Exercise objective:
Extract the whole listing as it stands. Do not include the pictures.
┄┄┄┄┄┄
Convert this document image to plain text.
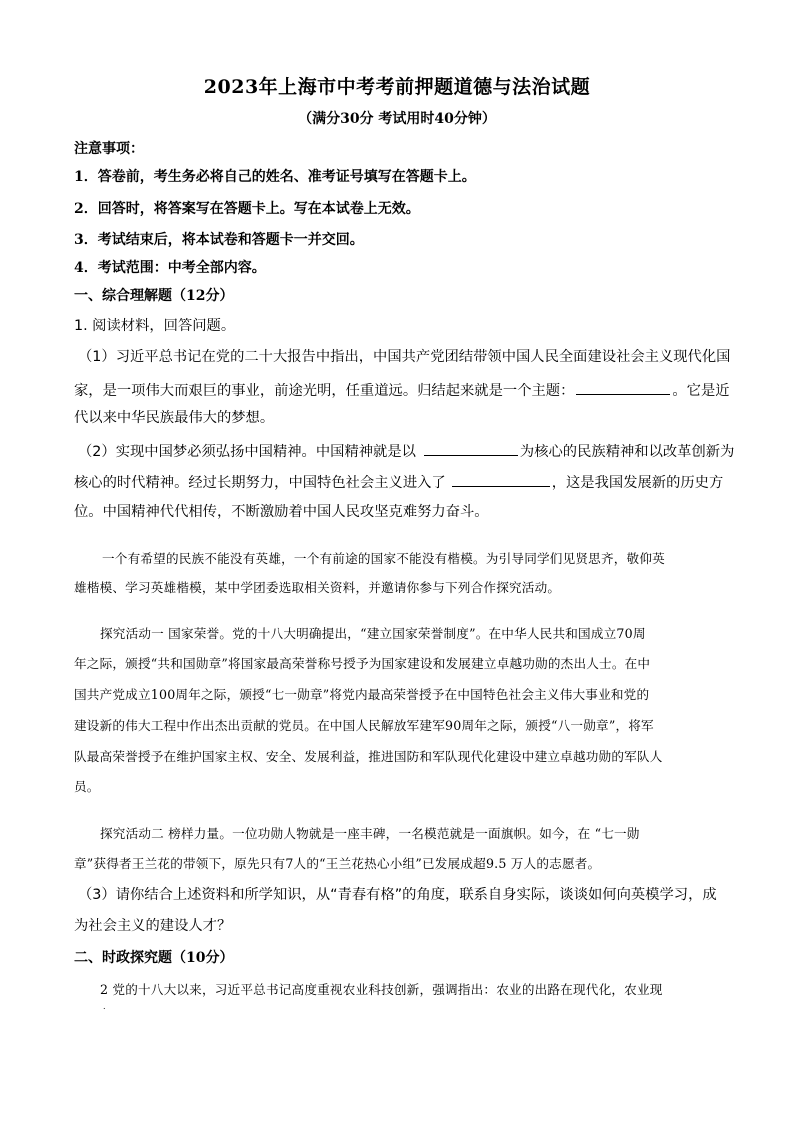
2023年上海市中考考前押题道德与法治试题
（满分30分 考试用时40分钟）
注意事项：
1．答卷前，考生务必将自己的姓名、准考证号填写在答题卡上。
2．回答时，将答案写在答题卡上。写在本试卷上无效。
3．考试结束后，将本试卷和答题卡一并交回。
4．考试范围：中考全部内容。
一、综合理解题（12分）
1. 阅读材料，回答问题。
（1）习近平总书记在党的二十大报告中指出，中国共产党团结带领中国人民全面建设社会主义现代化国
家，是一项伟大而艰巨的事业，前途光明，任重道远。归结起来就是一个主题：	。它是近
代以来中华民族最伟大的梦想。
（2）实现中国梦必须弘扬中国精神。中国精神就是以	为核心的民族精神和以改革创新为
核心的时代精神。经过长期努力，中国特色社会主义进入了	，这是我国发展新的历史方
位。中国精神代代相传，不断激励着中国人民攻坚克难努力奋斗。
一个有希望的民族不能没有英雄，一个有前途的国家不能没有楷模。为引导同学们见贤思齐，敬仰英
雄楷模、学习英雄楷模，某中学团委选取相关资料，并邀请你参与下列合作探究活动。
探究活动一 国家荣誉。党的十八大明确提出，“建立国家荣誉制度”。在中华人民共和国成立70周
年之际，颁授“共和国勋章”将国家最高荣誉称号授予为国家建设和发展建立卓越功勋的杰出人士。在中
国共产党成立100周年之际，颁授“七一勋章”将党内最高荣誉授予在中国特色社会主义伟大事业和党的
建设新的伟大工程中作出杰出贡献的党员。在中国人民解放军建军90周年之际，颁授“八一勋章”，将军
队最高荣誉授予在维护国家主权、安全、发展利益，推进国防和军队现代化建设中建立卓越功勋的军队人
员。
探究活动二 榜样力量。一位功勋人物就是一座丰碑，一名模范就是一面旗帜。如今，在 “七一勋
章”获得者王兰花的带领下，原先只有7人的“王兰花热心小组”已发展成超9.5 万人的志愿者。
（3）请你结合上述资料和所学知识，从“青春有格”的角度，联系自身实际，谈谈如何向英模学习，成
为社会主义的建设人才？
二、时政探究题（10分）
2 党的十八大以来，习近平总书记高度重视农业科技创新，强调指出：农业的出路在现代化，农业现
.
┄┄┄┄┄┄
Answer to the exercise:
Convert this document image to plain text.
2023年上海市中考考前押题道德与法治试题
（满分30分 考试用时40分钟）
注意事项：
1．答卷前，考生务必将自己的姓名、准考证号填写在答题卡上。
2．回答时，将答案写在答题卡上。写在本试卷上无效。
3．考试结束后，将本试卷和答题卡一并交回。
4．考试范围：中考全部内容。
一、综合理解题（12分）
1. 阅读材料，回答问题。
（1）习近平总书记在党的二十大报告中指出，中国共产党团结带领中国人民全面建设社会主义现代化国
家，是一项伟大而艰巨的事业，前途光明，任重道远。归结起来就是一个主题：	。它是近
代以来中华民族最伟大的梦想。
（2）实现中国梦必须弘扬中国精神。中国精神就是以	为核心的民族精神和以改革创新为
核心的时代精神。经过长期努力，中国特色社会主义进入了	，这是我国发展新的历史方
位。中国精神代代相传，不断激励着中国人民攻坚克难努力奋斗。
一个有希望的民族不能没有英雄，一个有前途的国家不能没有楷模。为引导同学们见贤思齐，敬仰英
雄楷模、学习英雄楷模，某中学团委选取相关资料，并邀请你参与下列合作探究活动。
探究活动一 国家荣誉。党的十八大明确提出，“建立国家荣誉制度”。在中华人民共和国成立70周
年之际，颁授“共和国勋章”将国家最高荣誉称号授予为国家建设和发展建立卓越功勋的杰出人士。在中
国共产党成立100周年之际，颁授“七一勋章”将党内最高荣誉授予在中国特色社会主义伟大事业和党的
建设新的伟大工程中作出杰出贡献的党员。在中国人民解放军建军90周年之际，颁授“八一勋章”，将军
队最高荣誉授予在维护国家主权、安全、发展利益，推进国防和军队现代化建设中建立卓越功勋的军队人
员。
探究活动二 榜样力量。一位功勋人物就是一座丰碑，一名模范就是一面旗帜。如今，在 “七一勋
章”获得者王兰花的带领下，原先只有7人的“王兰花热心小组”已发展成超9.5 万人的志愿者。
（3）请你结合上述资料和所学知识，从“青春有格”的角度，联系自身实际，谈谈如何向英模学习，成
为社会主义的建设人才？
二、时政探究题（10分）
2 党的十八大以来，习近平总书记高度重视农业科技创新，强调指出：农业的出路在现代化，农业现
.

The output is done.